• **Directive**:
Below are records to be output exactly, every one of them.

• **Given records**:

········

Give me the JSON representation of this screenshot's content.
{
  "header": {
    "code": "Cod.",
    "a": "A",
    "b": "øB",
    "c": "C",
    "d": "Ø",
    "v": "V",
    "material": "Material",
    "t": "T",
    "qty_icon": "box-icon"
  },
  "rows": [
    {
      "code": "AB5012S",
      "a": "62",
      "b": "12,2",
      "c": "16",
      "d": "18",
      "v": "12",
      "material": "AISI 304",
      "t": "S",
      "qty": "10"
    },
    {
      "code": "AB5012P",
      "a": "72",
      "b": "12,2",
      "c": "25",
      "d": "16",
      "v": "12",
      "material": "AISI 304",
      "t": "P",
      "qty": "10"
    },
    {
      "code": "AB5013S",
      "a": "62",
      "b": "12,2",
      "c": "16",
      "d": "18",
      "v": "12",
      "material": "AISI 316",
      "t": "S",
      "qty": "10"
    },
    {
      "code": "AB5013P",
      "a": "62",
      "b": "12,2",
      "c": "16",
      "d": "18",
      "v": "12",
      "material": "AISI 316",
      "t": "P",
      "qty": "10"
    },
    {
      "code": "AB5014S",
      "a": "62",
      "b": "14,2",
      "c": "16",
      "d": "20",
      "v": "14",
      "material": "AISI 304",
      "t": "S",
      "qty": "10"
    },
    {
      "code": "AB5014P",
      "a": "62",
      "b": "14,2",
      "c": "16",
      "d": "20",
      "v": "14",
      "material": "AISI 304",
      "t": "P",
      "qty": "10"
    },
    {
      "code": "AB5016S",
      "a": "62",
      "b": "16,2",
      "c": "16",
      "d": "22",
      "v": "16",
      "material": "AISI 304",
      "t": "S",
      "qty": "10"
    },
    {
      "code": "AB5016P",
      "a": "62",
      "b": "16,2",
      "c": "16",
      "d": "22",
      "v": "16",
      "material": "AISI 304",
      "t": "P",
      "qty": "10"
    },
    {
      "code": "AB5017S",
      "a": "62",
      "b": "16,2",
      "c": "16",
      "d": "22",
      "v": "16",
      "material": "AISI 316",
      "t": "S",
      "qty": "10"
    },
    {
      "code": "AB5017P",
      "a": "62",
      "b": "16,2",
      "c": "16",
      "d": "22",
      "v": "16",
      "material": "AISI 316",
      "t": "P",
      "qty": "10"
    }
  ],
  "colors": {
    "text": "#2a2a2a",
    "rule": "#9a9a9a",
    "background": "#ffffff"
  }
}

········

• **Task solution**:
Give me the JSON representation of this screenshot's content.
{
  "header": {
    "code": "Cod.",
    "a": "A",
    "b": "øB",
    "c": "C",
    "d": "Ø",
    "v": "V",
    "material": "Material",
    "t": "T",
    "qty_icon": "box-icon"
  },
  "rows": [
    {
      "code": "AB5012S",
      "a": "62",
      "b": "12,2",
      "c": "16",
      "d": "18",
      "v": "12",
      "material": "AISI 304",
      "t": "S",
      "qty": "10"
    },
    {
      "code": "AB5012P",
      "a": "72",
      "b": "12,2",
      "c": "25",
      "d": "16",
      "v": "12",
      "material": "AISI 304",
      "t": "P",
      "qty": "10"
    },
    {
      "code": "AB5013S",
      "a": "62",
      "b": "12,2",
      "c": "16",
      "d": "18",
      "v": "12",
      "material": "AISI 316",
      "t": "S",
      "qty": "10"
    },
    {
      "code": "AB5013P",
      "a": "62",
      "b": "12,2",
      "c": "16",
      "d": "18",
      "v": "12",
      "material": "AISI 316",
      "t": "P",
      "qty": "10"
    },
    {
      "code": "AB5014S",
      "a": "62",
      "b": "14,2",
      "c": "16",
      "d": "20",
      "v": "14",
      "material": "AISI 304",
      "t": "S",
      "qty": "10"
    },
    {
      "code": "AB5014P",
      "a": "62",
      "b": "14,2",
      "c": "16",
      "d": "20",
      "v": "14",
      "material": "AISI 304",
      "t": "P",
      "qty": "10"
    },
    {
      "code": "AB5016S",
      "a": "62",
      "b": "16,2",
      "c": "16",
      "d": "22",
      "v": "16",
      "material": "AISI 304",
      "t": "S",
      "qty": "10"
    },
    {
      "code": "AB5016P",
      "a": "62",
      "b": "16,2",
      "c": "16",
      "d": "22",
      "v": "16",
      "material": "AISI 304",
      "t": "P",
      "qty": "10"
    },
    {
      "code": "AB5017S",
      "a": "62",
      "b": "16,2",
      "c": "16",
      "d": "22",
      "v": "16",
      "material": "AISI 316",
      "t": "S",
      "qty": "10"
    },
    {
      "code": "AB5017P",
      "a": "62",
      "b": "16,2",
      "c": "16",
      "d": "22",
      "v": "16",
      "material": "AISI 316",
      "t": "P",
      "qty": "10"
    }
  ],
  "colors": {
    "text": "#2a2a2a",
    "rule": "#9a9a9a",
    "background": "#ffffff"
  }
}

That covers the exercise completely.